## BEGIN LISTING
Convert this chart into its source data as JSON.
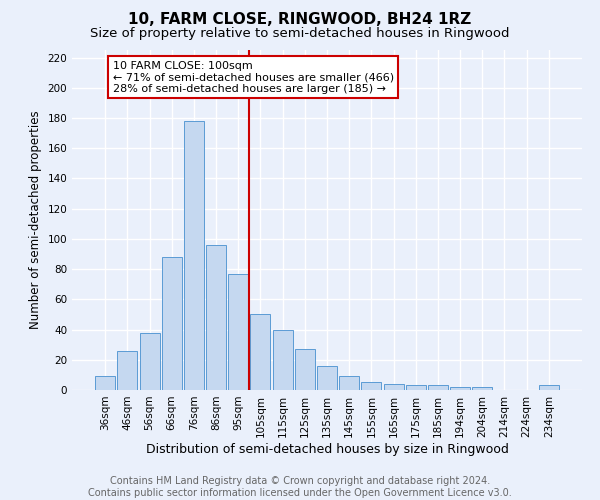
{
  "title": "10, FARM CLOSE, RINGWOOD, BH24 1RZ",
  "subtitle": "Size of property relative to semi-detached houses in Ringwood",
  "xlabel": "Distribution of semi-detached houses by size in Ringwood",
  "ylabel": "Number of semi-detached properties",
  "categories": [
    "36sqm",
    "46sqm",
    "56sqm",
    "66sqm",
    "76sqm",
    "86sqm",
    "95sqm",
    "105sqm",
    "115sqm",
    "125sqm",
    "135sqm",
    "145sqm",
    "155sqm",
    "165sqm",
    "175sqm",
    "185sqm",
    "194sqm",
    "204sqm",
    "214sqm",
    "224sqm",
    "234sqm"
  ],
  "values": [
    9,
    26,
    38,
    88,
    178,
    96,
    77,
    50,
    40,
    27,
    16,
    9,
    5,
    4,
    3,
    3,
    2,
    2,
    0,
    0,
    3
  ],
  "bar_color": "#c5d8f0",
  "bar_edge_color": "#5b9bd5",
  "background_color": "#eaf0fb",
  "grid_color": "#ffffff",
  "vline_color": "#cc0000",
  "annotation_line1": "10 FARM CLOSE: 100sqm",
  "annotation_line2": "← 71% of semi-detached houses are smaller (466)",
  "annotation_line3": "28% of semi-detached houses are larger (185) →",
  "annotation_box_color": "#ffffff",
  "annotation_box_edge_color": "#cc0000",
  "ylim": [
    0,
    225
  ],
  "yticks": [
    0,
    20,
    40,
    60,
    80,
    100,
    120,
    140,
    160,
    180,
    200,
    220
  ],
  "footer_text": "Contains HM Land Registry data © Crown copyright and database right 2024.\nContains public sector information licensed under the Open Government Licence v3.0.",
  "title_fontsize": 11,
  "subtitle_fontsize": 9.5,
  "xlabel_fontsize": 9,
  "ylabel_fontsize": 8.5,
  "tick_fontsize": 7.5,
  "annotation_fontsize": 8,
  "footer_fontsize": 7
}
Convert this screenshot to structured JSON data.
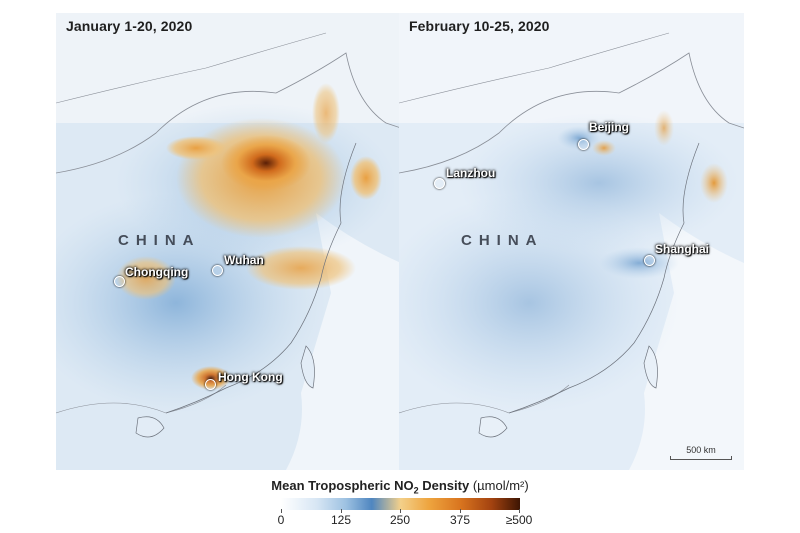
{
  "panels": [
    {
      "title": "January 1-20, 2020",
      "country_label": "CHINA",
      "cities": [
        {
          "name": "Chongqing"
        },
        {
          "name": "Wuhan"
        },
        {
          "name": "Hong Kong"
        }
      ]
    },
    {
      "title": "February 10-25, 2020",
      "country_label": "CHINA",
      "cities": [
        {
          "name": "Beijing"
        },
        {
          "name": "Lanzhou"
        },
        {
          "name": "Shanghai"
        }
      ],
      "scale_bar": "500 km"
    }
  ],
  "legend": {
    "title_main": "Mean Tropospheric NO",
    "title_sub": "2",
    "title_rest": " Density",
    "units": "(µmol/m²)",
    "ticks": [
      "0",
      "125",
      "250",
      "375",
      "≥500"
    ],
    "colors": [
      "#ffffff",
      "#9ec2e2",
      "#4f86c0",
      "#f3d08a",
      "#eea43e",
      "#d9751f",
      "#a44310",
      "#3d1503"
    ]
  }
}
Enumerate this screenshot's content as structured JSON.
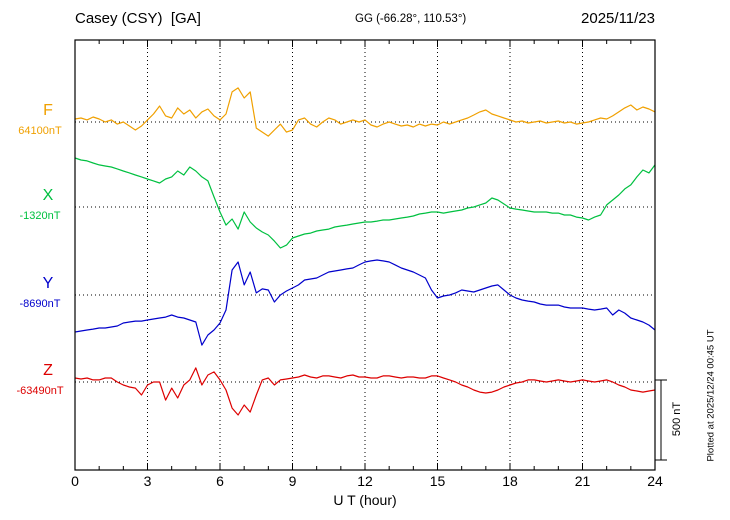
{
  "header": {
    "station": "Casey (CSY)  [GA]",
    "coordinates": "GG (-66.28°, 110.53°)",
    "date": "2025/11/23"
  },
  "axis": {
    "xlabel": "U T (hour)",
    "tick_labels": [
      "0",
      "3",
      "6",
      "9",
      "12",
      "15",
      "18",
      "21",
      "24"
    ],
    "xmin_hour": 0,
    "xmax_hour": 24,
    "tick_step_hours": 3
  },
  "scale_bar": {
    "label": "500 nT",
    "nT": 500
  },
  "footnote": {
    "text": "Plotted at 2025/12/24 00:45 UT"
  },
  "chart_data": {
    "type": "line",
    "title": "Casey (CSY) [GA] magnetogram, 2025/11/23",
    "x_unit": "UT hour",
    "x_start": 0,
    "x_step": 0.25,
    "x_end": 24,
    "grid": "dotted vertical gridlines every 3 h; dotted horizontal baseline per component",
    "legend_position": "left margin",
    "series": [
      {
        "name": "F",
        "color": "#f0a000",
        "baseline_label": "64100nT",
        "baseline_nT": 64100,
        "values": [
          64119,
          64125,
          64113,
          64131,
          64119,
          64100,
          64113,
          64087,
          64100,
          64075,
          64050,
          64075,
          64113,
          64150,
          64200,
          64138,
          64125,
          64188,
          64150,
          64175,
          64125,
          64163,
          64181,
          64138,
          64113,
          64150,
          64288,
          64313,
          64250,
          64288,
          64062,
          64037,
          64012,
          64050,
          64087,
          64037,
          64050,
          64113,
          64125,
          64087,
          64069,
          64100,
          64125,
          64113,
          64087,
          64100,
          64113,
          64100,
          64113,
          64081,
          64069,
          64087,
          64100,
          64087,
          64075,
          64081,
          64069,
          64087,
          64075,
          64087,
          64081,
          64100,
          64087,
          64100,
          64113,
          64125,
          64144,
          64163,
          64175,
          64150,
          64138,
          64125,
          64113,
          64100,
          64106,
          64094,
          64100,
          64106,
          64094,
          64100,
          64106,
          64094,
          64100,
          64087,
          64094,
          64100,
          64113,
          64125,
          64119,
          64138,
          64163,
          64188,
          64206,
          64175,
          64194,
          64181,
          64163
        ]
      },
      {
        "name": "X",
        "color": "#00c040",
        "baseline_label": "-1320nT",
        "baseline_nT": -1320,
        "values": [
          -1014,
          -1026,
          -1032,
          -1045,
          -1057,
          -1064,
          -1070,
          -1082,
          -1095,
          -1107,
          -1120,
          -1132,
          -1145,
          -1157,
          -1170,
          -1145,
          -1132,
          -1095,
          -1120,
          -1070,
          -1095,
          -1132,
          -1157,
          -1257,
          -1351,
          -1433,
          -1395,
          -1458,
          -1351,
          -1414,
          -1451,
          -1476,
          -1495,
          -1533,
          -1576,
          -1558,
          -1514,
          -1501,
          -1489,
          -1483,
          -1470,
          -1464,
          -1458,
          -1445,
          -1439,
          -1433,
          -1426,
          -1420,
          -1414,
          -1414,
          -1408,
          -1401,
          -1401,
          -1395,
          -1389,
          -1383,
          -1376,
          -1364,
          -1358,
          -1351,
          -1351,
          -1358,
          -1351,
          -1345,
          -1339,
          -1326,
          -1320,
          -1307,
          -1295,
          -1264,
          -1276,
          -1301,
          -1326,
          -1333,
          -1339,
          -1345,
          -1351,
          -1351,
          -1351,
          -1358,
          -1358,
          -1370,
          -1370,
          -1383,
          -1389,
          -1401,
          -1383,
          -1370,
          -1307,
          -1276,
          -1245,
          -1207,
          -1182,
          -1132,
          -1089,
          -1107,
          -1057
        ]
      },
      {
        "name": "Y",
        "color": "#0000cc",
        "baseline_label": "-8690nT",
        "baseline_nT": -8690,
        "values": [
          -8921,
          -8915,
          -8909,
          -8903,
          -8896,
          -8896,
          -8890,
          -8884,
          -8865,
          -8859,
          -8853,
          -8853,
          -8846,
          -8840,
          -8834,
          -8828,
          -8815,
          -8828,
          -8834,
          -8846,
          -8859,
          -9003,
          -8940,
          -8909,
          -8865,
          -8784,
          -8534,
          -8484,
          -8627,
          -8546,
          -8677,
          -8652,
          -8659,
          -8734,
          -8690,
          -8665,
          -8646,
          -8627,
          -8596,
          -8590,
          -8584,
          -8565,
          -8546,
          -8540,
          -8534,
          -8527,
          -8521,
          -8502,
          -8484,
          -8477,
          -8471,
          -8477,
          -8484,
          -8502,
          -8521,
          -8534,
          -8546,
          -8565,
          -8584,
          -8659,
          -8709,
          -8696,
          -8690,
          -8677,
          -8659,
          -8665,
          -8671,
          -8659,
          -8646,
          -8634,
          -8627,
          -8659,
          -8690,
          -8709,
          -8721,
          -8728,
          -8734,
          -8746,
          -8753,
          -8753,
          -8753,
          -8765,
          -8771,
          -8771,
          -8771,
          -8778,
          -8784,
          -8778,
          -8771,
          -8815,
          -8784,
          -8803,
          -8834,
          -8846,
          -8859,
          -8878,
          -8909
        ]
      },
      {
        "name": "Z",
        "color": "#dd0000",
        "baseline_label": "-63490nT",
        "baseline_nT": -63490,
        "values": [
          -63465,
          -63471,
          -63465,
          -63477,
          -63477,
          -63465,
          -63465,
          -63490,
          -63509,
          -63521,
          -63528,
          -63571,
          -63509,
          -63490,
          -63490,
          -63603,
          -63528,
          -63590,
          -63509,
          -63477,
          -63402,
          -63509,
          -63446,
          -63427,
          -63477,
          -63540,
          -63653,
          -63696,
          -63634,
          -63678,
          -63571,
          -63477,
          -63465,
          -63509,
          -63477,
          -63471,
          -63465,
          -63459,
          -63446,
          -63459,
          -63465,
          -63452,
          -63452,
          -63459,
          -63465,
          -63452,
          -63446,
          -63459,
          -63459,
          -63465,
          -63465,
          -63452,
          -63452,
          -63459,
          -63465,
          -63459,
          -63459,
          -63465,
          -63465,
          -63452,
          -63452,
          -63465,
          -63477,
          -63490,
          -63509,
          -63521,
          -63540,
          -63553,
          -63559,
          -63553,
          -63540,
          -63521,
          -63509,
          -63496,
          -63490,
          -63477,
          -63477,
          -63484,
          -63490,
          -63484,
          -63477,
          -63484,
          -63490,
          -63484,
          -63477,
          -63484,
          -63490,
          -63484,
          -63477,
          -63490,
          -63509,
          -63521,
          -63540,
          -63546,
          -63553,
          -63546,
          -63540
        ]
      }
    ]
  }
}
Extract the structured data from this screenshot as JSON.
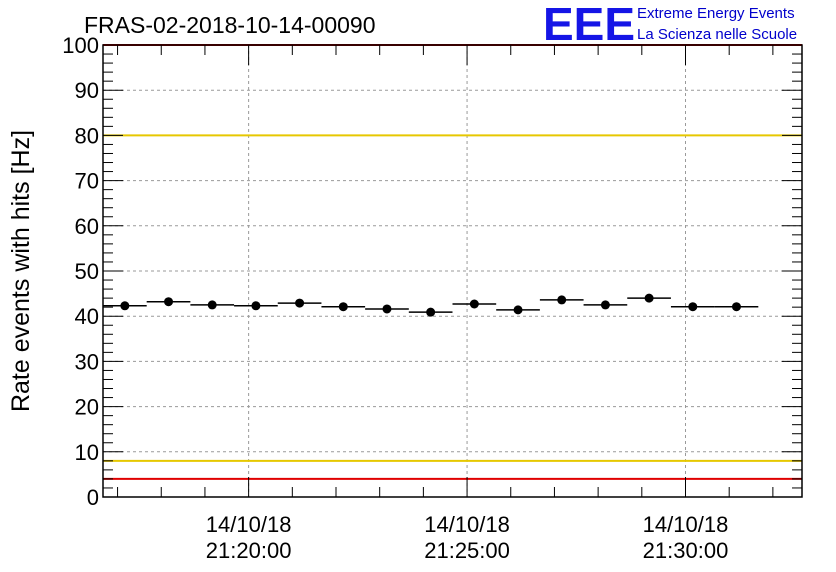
{
  "chart_data": {
    "type": "scatter",
    "title": "FRAS-02-2018-10-14-00090",
    "ylabel": "Rate events with hits [Hz]",
    "xlabel": "",
    "ylim": [
      0,
      100
    ],
    "xlim": [
      "21:16:40",
      "21:32:40"
    ],
    "yticks": [
      0,
      10,
      20,
      30,
      40,
      50,
      60,
      70,
      80,
      90,
      100
    ],
    "xticks": [
      {
        "time": "21:20:00",
        "date": "14/10/18",
        "time_label": "21:20:00"
      },
      {
        "time": "21:25:00",
        "date": "14/10/18",
        "time_label": "21:25:00"
      },
      {
        "time": "21:30:00",
        "date": "14/10/18",
        "time_label": "21:30:00"
      }
    ],
    "grid": true,
    "bin_width_seconds": 60,
    "points": [
      {
        "x": "21:17:10",
        "y": 42.3
      },
      {
        "x": "21:18:10",
        "y": 43.2
      },
      {
        "x": "21:19:10",
        "y": 42.5
      },
      {
        "x": "21:20:10",
        "y": 42.3
      },
      {
        "x": "21:21:10",
        "y": 42.9
      },
      {
        "x": "21:22:10",
        "y": 42.1
      },
      {
        "x": "21:23:10",
        "y": 41.6
      },
      {
        "x": "21:24:10",
        "y": 40.9
      },
      {
        "x": "21:25:10",
        "y": 42.7
      },
      {
        "x": "21:26:10",
        "y": 41.4
      },
      {
        "x": "21:27:10",
        "y": 43.6
      },
      {
        "x": "21:28:10",
        "y": 42.5
      },
      {
        "x": "21:29:10",
        "y": 44.0
      },
      {
        "x": "21:30:10",
        "y": 42.1
      },
      {
        "x": "21:31:10",
        "y": 42.1
      }
    ],
    "reference_lines": [
      {
        "y": 100,
        "color": "#e00000"
      },
      {
        "y": 80,
        "color": "#e6c800"
      },
      {
        "y": 8,
        "color": "#e6c800"
      },
      {
        "y": 4,
        "color": "#e00000"
      }
    ]
  },
  "logo": {
    "mark": "EEE",
    "line1": "Extreme Energy Events",
    "line2": "La Scienza nelle Scuole",
    "color": "#1515e6"
  }
}
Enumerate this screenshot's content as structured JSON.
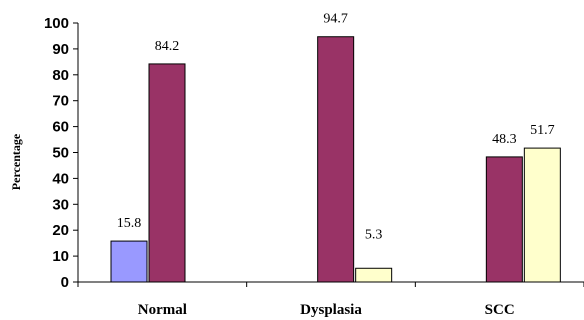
{
  "chart_data": {
    "type": "bar",
    "categories": [
      "Normal",
      "Dysplasia",
      "SCC"
    ],
    "series": [
      {
        "values": [
          15.8,
          0,
          0
        ],
        "labels": [
          "15.8",
          "",
          ""
        ],
        "color": "#9999ff"
      },
      {
        "values": [
          84.2,
          94.7,
          48.3
        ],
        "labels": [
          "84.2",
          "94.7",
          "48.3"
        ],
        "color": "#993366"
      },
      {
        "values": [
          0,
          5.3,
          51.7
        ],
        "labels": [
          "",
          "5.3",
          "51.7"
        ],
        "color": "#ffffcc"
      }
    ],
    "xlabel": "",
    "ylabel": "Percentage",
    "ylim": [
      0,
      100
    ],
    "yticks": [
      "0",
      "10",
      "20",
      "30",
      "40",
      "50",
      "60",
      "70",
      "80",
      "90",
      "100"
    ],
    "grid": false,
    "legend": "none"
  }
}
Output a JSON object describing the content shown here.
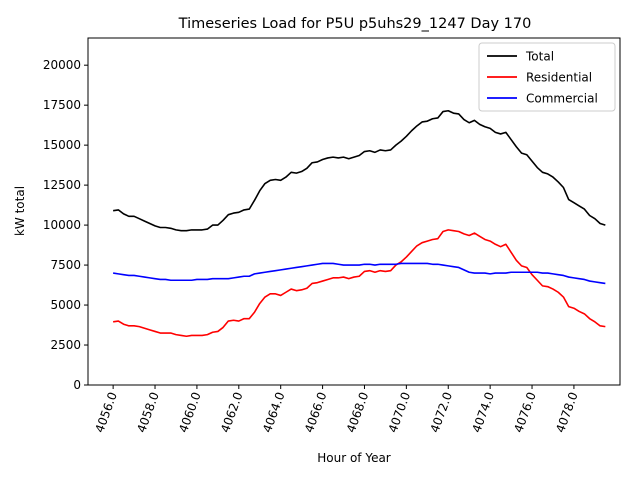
{
  "chart_data": {
    "type": "line",
    "title": "Timeseries Load for P5U p5uhs29_1247  Day 170",
    "xlabel": "Hour of Year",
    "ylabel": "kW total",
    "xlim": [
      4054.8,
      4080.2
    ],
    "ylim": [
      0,
      21700
    ],
    "xticks": [
      4056,
      4058,
      4060,
      4062,
      4064,
      4066,
      4068,
      4070,
      4072,
      4074,
      4076,
      4078
    ],
    "xtick_labels": [
      "4056.0",
      "4058.0",
      "4060.0",
      "4062.0",
      "4064.0",
      "4066.0",
      "4068.0",
      "4070.0",
      "4072.0",
      "4074.0",
      "4076.0",
      "4078.0"
    ],
    "yticks": [
      0,
      2500,
      5000,
      7500,
      10000,
      12500,
      15000,
      17500,
      20000
    ],
    "ytick_labels": [
      "0",
      "2500",
      "5000",
      "7500",
      "10000",
      "12500",
      "15000",
      "17500",
      "20000"
    ],
    "legend_position": "top-right",
    "x_start": 4056,
    "x_step": 0.25,
    "series": [
      {
        "name": "Total",
        "color": "#000000",
        "values": [
          10900,
          10950,
          10700,
          10550,
          10550,
          10400,
          10250,
          10100,
          9950,
          9850,
          9850,
          9800,
          9700,
          9650,
          9650,
          9700,
          9700,
          9700,
          9750,
          10000,
          10000,
          10300,
          10650,
          10750,
          10800,
          10950,
          11000,
          11550,
          12150,
          12600,
          12800,
          12850,
          12800,
          13000,
          13300,
          13250,
          13350,
          13550,
          13900,
          13950,
          14100,
          14200,
          14250,
          14200,
          14250,
          14150,
          14250,
          14350,
          14600,
          14650,
          14550,
          14700,
          14650,
          14700,
          15000,
          15250,
          15550,
          15900,
          16200,
          16450,
          16500,
          16650,
          16700,
          17100,
          17150,
          17000,
          16950,
          16600,
          16400,
          16550,
          16300,
          16150,
          16050,
          15800,
          15700,
          15800,
          15350,
          14900,
          14500,
          14400,
          14000,
          13600,
          13300,
          13200,
          13000,
          12700,
          12350,
          11600,
          11400,
          11200,
          11000,
          10600,
          10400,
          10100,
          10000
        ]
      },
      {
        "name": "Residential",
        "color": "#ff0000",
        "values": [
          3950,
          4000,
          3800,
          3700,
          3700,
          3650,
          3550,
          3450,
          3350,
          3250,
          3250,
          3250,
          3150,
          3100,
          3050,
          3100,
          3100,
          3100,
          3150,
          3300,
          3350,
          3600,
          4000,
          4050,
          4000,
          4150,
          4150,
          4550,
          5100,
          5500,
          5700,
          5700,
          5600,
          5800,
          6000,
          5900,
          5950,
          6050,
          6350,
          6400,
          6500,
          6600,
          6700,
          6700,
          6750,
          6650,
          6750,
          6800,
          7100,
          7150,
          7050,
          7150,
          7100,
          7150,
          7500,
          7700,
          8000,
          8350,
          8700,
          8900,
          9000,
          9100,
          9150,
          9600,
          9700,
          9650,
          9600,
          9450,
          9350,
          9500,
          9300,
          9100,
          9000,
          8800,
          8650,
          8800,
          8300,
          7800,
          7450,
          7350,
          6900,
          6550,
          6200,
          6150,
          6000,
          5800,
          5500,
          4900,
          4800,
          4600,
          4450,
          4150,
          3950,
          3700,
          3650
        ]
      },
      {
        "name": "Commercial",
        "color": "#0000ff",
        "values": [
          7000,
          6950,
          6900,
          6850,
          6850,
          6800,
          6750,
          6700,
          6650,
          6600,
          6600,
          6550,
          6550,
          6550,
          6550,
          6550,
          6600,
          6600,
          6600,
          6650,
          6650,
          6650,
          6650,
          6700,
          6750,
          6800,
          6800,
          6950,
          7000,
          7050,
          7100,
          7150,
          7200,
          7250,
          7300,
          7350,
          7400,
          7450,
          7500,
          7550,
          7600,
          7600,
          7600,
          7550,
          7500,
          7500,
          7500,
          7500,
          7550,
          7550,
          7500,
          7550,
          7550,
          7550,
          7550,
          7600,
          7600,
          7600,
          7600,
          7600,
          7600,
          7550,
          7550,
          7500,
          7450,
          7400,
          7350,
          7200,
          7050,
          7000,
          7000,
          7000,
          6950,
          7000,
          7000,
          7000,
          7050,
          7050,
          7050,
          7050,
          7050,
          7050,
          7000,
          7000,
          6950,
          6900,
          6850,
          6750,
          6700,
          6650,
          6600,
          6500,
          6450,
          6400,
          6350
        ]
      }
    ]
  }
}
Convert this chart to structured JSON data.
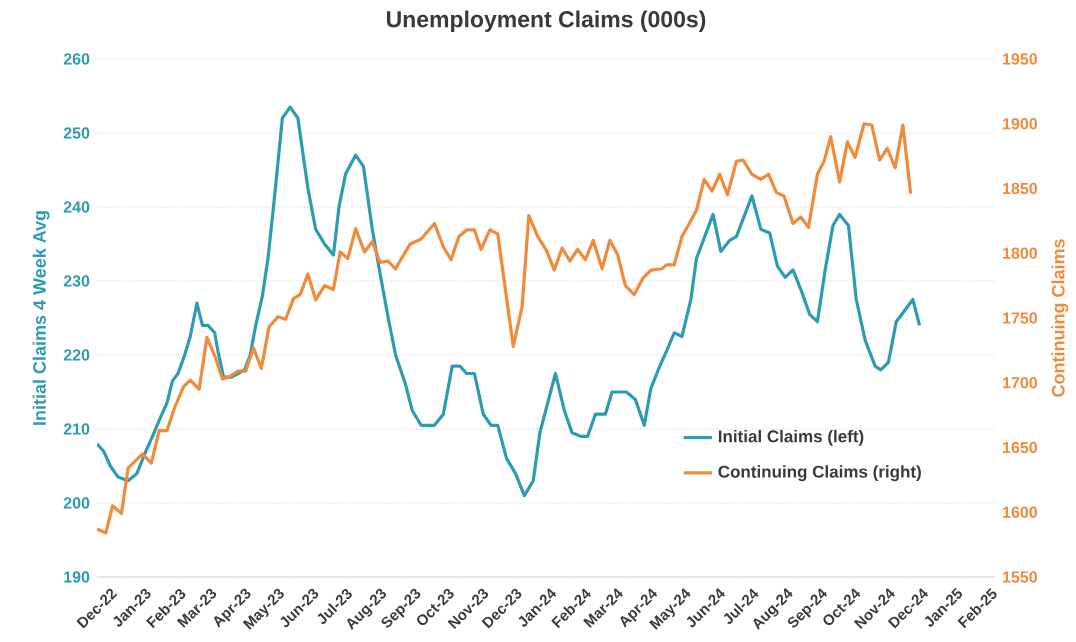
## END LISTING
The required answer is a single number: the count of lines in the entries that hold the string "type".

4